Goal of the exercise:
How many lines in this data contain the string "stereochemistry"? Reply with the number only.

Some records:
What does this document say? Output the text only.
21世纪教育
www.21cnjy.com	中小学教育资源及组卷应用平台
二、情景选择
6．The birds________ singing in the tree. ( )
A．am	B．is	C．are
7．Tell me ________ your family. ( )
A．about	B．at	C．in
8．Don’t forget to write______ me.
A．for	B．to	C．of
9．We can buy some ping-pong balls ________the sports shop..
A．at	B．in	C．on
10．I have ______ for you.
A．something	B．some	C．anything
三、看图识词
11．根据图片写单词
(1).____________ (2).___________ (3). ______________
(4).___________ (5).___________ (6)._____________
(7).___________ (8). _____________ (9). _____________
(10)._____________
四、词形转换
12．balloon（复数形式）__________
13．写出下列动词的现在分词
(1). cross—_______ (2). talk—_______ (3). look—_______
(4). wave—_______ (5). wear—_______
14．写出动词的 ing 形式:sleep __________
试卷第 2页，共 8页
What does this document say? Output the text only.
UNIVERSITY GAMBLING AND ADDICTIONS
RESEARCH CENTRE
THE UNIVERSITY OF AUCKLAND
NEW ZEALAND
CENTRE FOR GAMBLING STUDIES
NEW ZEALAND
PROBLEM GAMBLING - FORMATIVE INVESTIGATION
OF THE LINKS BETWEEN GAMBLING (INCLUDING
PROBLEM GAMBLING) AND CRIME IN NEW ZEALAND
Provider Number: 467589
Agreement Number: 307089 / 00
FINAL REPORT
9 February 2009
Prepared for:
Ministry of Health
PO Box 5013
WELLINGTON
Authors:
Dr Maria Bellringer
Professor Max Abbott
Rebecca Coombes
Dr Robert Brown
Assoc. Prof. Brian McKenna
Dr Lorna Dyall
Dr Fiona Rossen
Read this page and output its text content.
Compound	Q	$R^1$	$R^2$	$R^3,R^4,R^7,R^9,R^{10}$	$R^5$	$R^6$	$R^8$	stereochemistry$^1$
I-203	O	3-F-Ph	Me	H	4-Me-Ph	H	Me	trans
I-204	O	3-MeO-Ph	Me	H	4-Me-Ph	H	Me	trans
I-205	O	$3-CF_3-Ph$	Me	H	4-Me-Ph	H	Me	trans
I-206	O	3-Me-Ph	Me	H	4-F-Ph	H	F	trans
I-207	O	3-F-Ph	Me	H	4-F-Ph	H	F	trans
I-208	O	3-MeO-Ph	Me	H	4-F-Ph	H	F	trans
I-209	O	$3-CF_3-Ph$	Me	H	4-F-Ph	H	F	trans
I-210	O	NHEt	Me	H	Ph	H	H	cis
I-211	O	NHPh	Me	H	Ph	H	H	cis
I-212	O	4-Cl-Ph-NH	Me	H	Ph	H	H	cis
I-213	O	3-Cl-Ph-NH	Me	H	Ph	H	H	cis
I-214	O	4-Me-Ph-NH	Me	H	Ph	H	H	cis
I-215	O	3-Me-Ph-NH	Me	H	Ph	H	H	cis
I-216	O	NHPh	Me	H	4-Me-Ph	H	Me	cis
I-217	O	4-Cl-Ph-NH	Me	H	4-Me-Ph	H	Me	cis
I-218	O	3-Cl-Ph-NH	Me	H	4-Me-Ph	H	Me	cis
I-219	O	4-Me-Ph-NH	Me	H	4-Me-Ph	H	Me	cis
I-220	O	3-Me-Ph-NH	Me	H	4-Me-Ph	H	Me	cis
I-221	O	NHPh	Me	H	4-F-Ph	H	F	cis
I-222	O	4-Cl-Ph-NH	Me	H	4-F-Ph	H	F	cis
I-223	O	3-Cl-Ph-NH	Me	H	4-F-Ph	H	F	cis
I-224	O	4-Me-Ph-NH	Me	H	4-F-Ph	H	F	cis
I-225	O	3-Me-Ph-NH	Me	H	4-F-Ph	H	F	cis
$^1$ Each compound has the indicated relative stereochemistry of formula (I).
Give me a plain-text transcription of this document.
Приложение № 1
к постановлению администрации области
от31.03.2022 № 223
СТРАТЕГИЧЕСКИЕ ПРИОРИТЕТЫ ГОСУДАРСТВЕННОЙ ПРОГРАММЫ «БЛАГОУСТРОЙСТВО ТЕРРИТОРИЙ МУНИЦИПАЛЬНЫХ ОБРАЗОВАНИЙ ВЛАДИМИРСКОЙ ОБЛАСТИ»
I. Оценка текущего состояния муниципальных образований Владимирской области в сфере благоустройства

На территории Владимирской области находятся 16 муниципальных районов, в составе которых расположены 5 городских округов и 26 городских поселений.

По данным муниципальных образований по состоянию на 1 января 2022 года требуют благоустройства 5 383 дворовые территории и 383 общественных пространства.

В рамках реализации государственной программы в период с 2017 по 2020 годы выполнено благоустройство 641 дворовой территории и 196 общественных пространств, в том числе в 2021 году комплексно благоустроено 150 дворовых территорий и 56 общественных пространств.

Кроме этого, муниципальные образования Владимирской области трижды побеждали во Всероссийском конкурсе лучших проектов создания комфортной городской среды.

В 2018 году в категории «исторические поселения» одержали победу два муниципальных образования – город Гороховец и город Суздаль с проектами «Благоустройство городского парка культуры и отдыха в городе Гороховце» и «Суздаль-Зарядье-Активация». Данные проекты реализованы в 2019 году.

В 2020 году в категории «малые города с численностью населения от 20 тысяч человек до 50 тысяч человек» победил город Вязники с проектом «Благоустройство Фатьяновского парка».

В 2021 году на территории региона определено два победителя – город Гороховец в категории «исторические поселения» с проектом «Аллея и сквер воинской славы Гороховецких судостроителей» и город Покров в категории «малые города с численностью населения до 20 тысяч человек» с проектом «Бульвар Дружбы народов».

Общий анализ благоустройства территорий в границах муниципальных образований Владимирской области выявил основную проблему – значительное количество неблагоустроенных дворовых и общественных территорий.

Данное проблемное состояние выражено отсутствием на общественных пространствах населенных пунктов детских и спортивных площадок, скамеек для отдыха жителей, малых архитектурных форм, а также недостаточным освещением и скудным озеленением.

In response:
2